• [Problem to solve]: Format every line of the entries below as a JSON list of strings, with one string per line and no blank lines.

++++++++++++++++++++

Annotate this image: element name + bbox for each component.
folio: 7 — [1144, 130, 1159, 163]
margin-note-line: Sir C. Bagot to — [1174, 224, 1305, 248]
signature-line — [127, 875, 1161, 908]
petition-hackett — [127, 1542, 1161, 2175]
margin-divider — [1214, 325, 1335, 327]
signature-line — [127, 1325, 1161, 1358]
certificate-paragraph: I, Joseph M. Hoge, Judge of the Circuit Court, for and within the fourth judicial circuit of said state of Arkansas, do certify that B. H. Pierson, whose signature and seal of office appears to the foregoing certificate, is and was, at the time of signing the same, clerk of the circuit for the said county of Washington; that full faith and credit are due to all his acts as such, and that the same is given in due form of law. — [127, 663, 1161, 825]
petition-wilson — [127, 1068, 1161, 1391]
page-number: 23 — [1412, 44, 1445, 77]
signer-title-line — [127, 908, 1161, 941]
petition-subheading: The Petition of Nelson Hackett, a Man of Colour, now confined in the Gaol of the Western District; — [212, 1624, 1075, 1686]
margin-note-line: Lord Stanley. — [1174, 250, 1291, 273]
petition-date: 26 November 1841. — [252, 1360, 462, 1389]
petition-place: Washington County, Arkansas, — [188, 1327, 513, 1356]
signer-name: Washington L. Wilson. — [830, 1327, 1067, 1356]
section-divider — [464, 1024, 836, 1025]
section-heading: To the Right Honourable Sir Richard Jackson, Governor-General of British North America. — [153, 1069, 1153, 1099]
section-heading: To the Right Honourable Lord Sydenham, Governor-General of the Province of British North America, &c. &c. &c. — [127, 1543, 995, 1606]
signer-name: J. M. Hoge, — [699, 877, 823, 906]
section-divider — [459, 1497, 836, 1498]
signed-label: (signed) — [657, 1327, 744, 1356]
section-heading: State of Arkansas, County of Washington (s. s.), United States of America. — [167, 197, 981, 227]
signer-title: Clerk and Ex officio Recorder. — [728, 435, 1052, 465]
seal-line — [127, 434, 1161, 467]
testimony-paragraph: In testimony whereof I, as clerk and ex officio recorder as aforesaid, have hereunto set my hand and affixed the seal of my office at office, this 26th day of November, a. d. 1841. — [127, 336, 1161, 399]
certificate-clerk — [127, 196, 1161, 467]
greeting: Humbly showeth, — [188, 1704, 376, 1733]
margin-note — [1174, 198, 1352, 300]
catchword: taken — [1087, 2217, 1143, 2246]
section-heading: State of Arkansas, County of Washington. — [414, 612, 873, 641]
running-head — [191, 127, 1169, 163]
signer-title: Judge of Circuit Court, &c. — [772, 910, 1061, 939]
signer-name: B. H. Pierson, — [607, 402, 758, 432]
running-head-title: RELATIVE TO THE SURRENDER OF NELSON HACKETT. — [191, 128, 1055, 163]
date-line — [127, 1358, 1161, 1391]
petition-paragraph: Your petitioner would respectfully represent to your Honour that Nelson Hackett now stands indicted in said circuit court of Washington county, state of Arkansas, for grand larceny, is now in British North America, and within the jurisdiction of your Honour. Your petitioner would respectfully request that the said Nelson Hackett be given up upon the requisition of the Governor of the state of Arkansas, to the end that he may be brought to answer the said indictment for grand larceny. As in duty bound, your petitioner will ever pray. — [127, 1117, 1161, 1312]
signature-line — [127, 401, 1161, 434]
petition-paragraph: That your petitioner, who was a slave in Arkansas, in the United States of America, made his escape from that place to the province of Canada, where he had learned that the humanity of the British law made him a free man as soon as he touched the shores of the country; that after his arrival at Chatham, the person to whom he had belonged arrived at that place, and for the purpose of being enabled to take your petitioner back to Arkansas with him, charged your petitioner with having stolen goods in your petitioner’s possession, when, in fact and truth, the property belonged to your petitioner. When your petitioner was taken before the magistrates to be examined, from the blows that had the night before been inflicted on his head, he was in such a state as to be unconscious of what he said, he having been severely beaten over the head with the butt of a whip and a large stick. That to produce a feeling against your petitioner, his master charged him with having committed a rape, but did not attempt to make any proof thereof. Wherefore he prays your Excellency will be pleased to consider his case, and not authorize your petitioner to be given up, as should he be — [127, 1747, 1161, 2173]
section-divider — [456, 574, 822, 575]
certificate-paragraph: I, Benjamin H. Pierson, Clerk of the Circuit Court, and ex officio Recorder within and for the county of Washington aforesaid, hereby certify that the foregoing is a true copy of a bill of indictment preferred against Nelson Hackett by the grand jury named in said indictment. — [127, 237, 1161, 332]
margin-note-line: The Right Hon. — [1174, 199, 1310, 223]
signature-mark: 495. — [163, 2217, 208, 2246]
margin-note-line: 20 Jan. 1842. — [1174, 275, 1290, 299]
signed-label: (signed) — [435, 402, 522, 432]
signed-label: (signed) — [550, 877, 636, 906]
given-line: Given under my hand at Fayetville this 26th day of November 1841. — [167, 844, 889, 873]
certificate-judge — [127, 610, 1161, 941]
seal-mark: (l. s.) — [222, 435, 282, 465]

++++++++++++++++++++

• [Answer to this exercise]:
[
  "Annotate this image: element name + bbox for each component.",
  "folio: 7 — [1144, 130, 1159, 163]",
  "margin-note-line: Sir C. Bagot to — [1174, 224, 1305, 248]",
  "signature-line — [127, 875, 1161, 908]",
  "petition-hackett — [127, 1542, 1161, 2175]",
  "margin-divider — [1214, 325, 1335, 327]",
  "signature-line — [127, 1325, 1161, 1358]",
  "certificate-paragraph: I, Joseph M. Hoge, Judge of the Circuit Court, for and within the fourth judicial circuit of said state of Arkansas, do certify that B. H. Pierson, whose signature and seal of office appears to the foregoing certificate, is and was, at the time of signing the same, clerk of the circuit for the said county of Washington; that full faith and credit are due to all his acts as such, and that the same is given in due form of law. — [127, 663, 1161, 825]",
  "petition-wilson — [127, 1068, 1161, 1391]",
  "page-number: 23 — [1412, 44, 1445, 77]",
  "signer-title-line — [127, 908, 1161, 941]",
  "petition-subheading: The Petition of Nelson Hackett, a Man of Colour, now confined in the Gaol of the Western District; — [212, 1624, 1075, 1686]",
  "margin-note-line: Lord Stanley. — [1174, 250, 1291, 273]",
  "petition-date: 26 November 1841. — [252, 1360, 462, 1389]",
  "petition-place: Washington County, Arkansas, — [188, 1327, 513, 1356]",
  "signer-name: Washington L. Wilson. — [830, 1327, 1067, 1356]",
  "section-divider — [464, 1024, 836, 1025]",
  "section-heading: To the Right Honourable Sir Richard Jackson, Governor-General of British North America. — [153, 1069, 1153, 1099]",
  "section-heading: To the Right Honourable Lord Sydenham, Governor-General of the Province of British North America, &c. &c. &c. — [127, 1543, 995, 1606]",
  "signer-name: J. M. Hoge, — [699, 877, 823, 906]",
  "section-divider — [459, 1497, 836, 1498]",
  "signed-label: (signed) — [657, 1327, 744, 1356]",
  "section-heading: State of Arkansas, County of Washington (s. s.), United States of America. — [167, 197, 981, 227]",
  "signer-title: Clerk and Ex officio Recorder. — [728, 435, 1052, 465]",
  "seal-line — [127, 434, 1161, 467]",
  "testimony-paragraph: In testimony whereof I, as clerk and ex officio recorder as aforesaid, have hereunto set my hand and affixed the seal of my office at office, this 26th day of November, a. d. 1841. — [127, 336, 1161, 399]",
  "certificate-clerk — [127, 196, 1161, 467]",
  "greeting: Humbly showeth, — [188, 1704, 376, 1733]",
  "margin-note — [1174, 198, 1352, 300]",
  "catchword: taken — [1087, 2217, 1143, 2246]",
  "section-heading: State of Arkansas, County of Washington. — [414, 612, 873, 641]",
  "running-head — [191, 127, 1169, 163]",
  "signer-title: Judge of Circuit Court, &c. — [772, 910, 1061, 939]",
  "signer-name: B. H. Pierson, — [607, 402, 758, 432]",
  "running-head-title: RELATIVE TO THE SURRENDER OF NELSON HACKETT. — [191, 128, 1055, 163]",
  "date-line — [127, 1358, 1161, 1391]",
  "petition-paragraph: Your petitioner would respectfully represent to your Honour that Nelson Hackett now stands indicted in said circuit court of Washington county, state of Arkansas, for grand larceny, is now in British North America, and within the jurisdiction of your Honour. Your petitioner would respectfully request that the said Nelson Hackett be given up upon the requisition of the Governor of the state of Arkansas, to the end that he may be brought to answer the said indictment for grand larceny. As in duty bound, your petitioner will ever pray. — [127, 1117, 1161, 1312]",
  "signature-line — [127, 401, 1161, 434]",
  "petition-paragraph: That your petitioner, who was a slave in Arkansas, in the United States of America, made his escape from that place to the province of Canada, where he had learned that the humanity of the British law made him a free man as soon as he touched the shores of the country; that after his arrival at Chatham, the person to whom he had belonged arrived at that place, and for the purpose of being enabled to take your petitioner back to Arkansas with him, charged your petitioner with having stolen goods in your petitioner’s possession, when, in fact and truth, the property belonged to your petitioner. When your petitioner was taken before the magistrates to be examined, from the blows that had the night before been inflicted on his head, he was in such a state as to be unconscious of what he said, he having been severely beaten over the head with the butt of a whip and a large stick. That to produce a feeling against your petitioner, his master charged him with having committed a rape, but did not attempt to make any proof thereof. Wherefore he prays your Excellency will be pleased to consider his case, and not authorize your petitioner to be given up, as should he be — [127, 1747, 1161, 2173]",
  "section-divider — [456, 574, 822, 575]",
  "certificate-paragraph: I, Benjamin H. Pierson, Clerk of the Circuit Court, and ex officio Recorder within and for the county of Washington aforesaid, hereby certify that the foregoing is a true copy of a bill of indictment preferred against Nelson Hackett by the grand jury named in said indictment. — [127, 237, 1161, 332]",
  "margin-note-line: The Right Hon. — [1174, 199, 1310, 223]",
  "signature-mark: 495. — [163, 2217, 208, 2246]",
  "margin-note-line: 20 Jan. 1842. — [1174, 275, 1290, 299]",
  "signed-label: (signed) — [435, 402, 522, 432]",
  "signed-label: (signed) — [550, 877, 636, 906]",
  "given-line: Given under my hand at Fayetville this 26th day of November 1841. — [167, 844, 889, 873]",
  "certificate-judge — [127, 610, 1161, 941]",
  "seal-mark: (l. s.) — [222, 435, 282, 465]"
]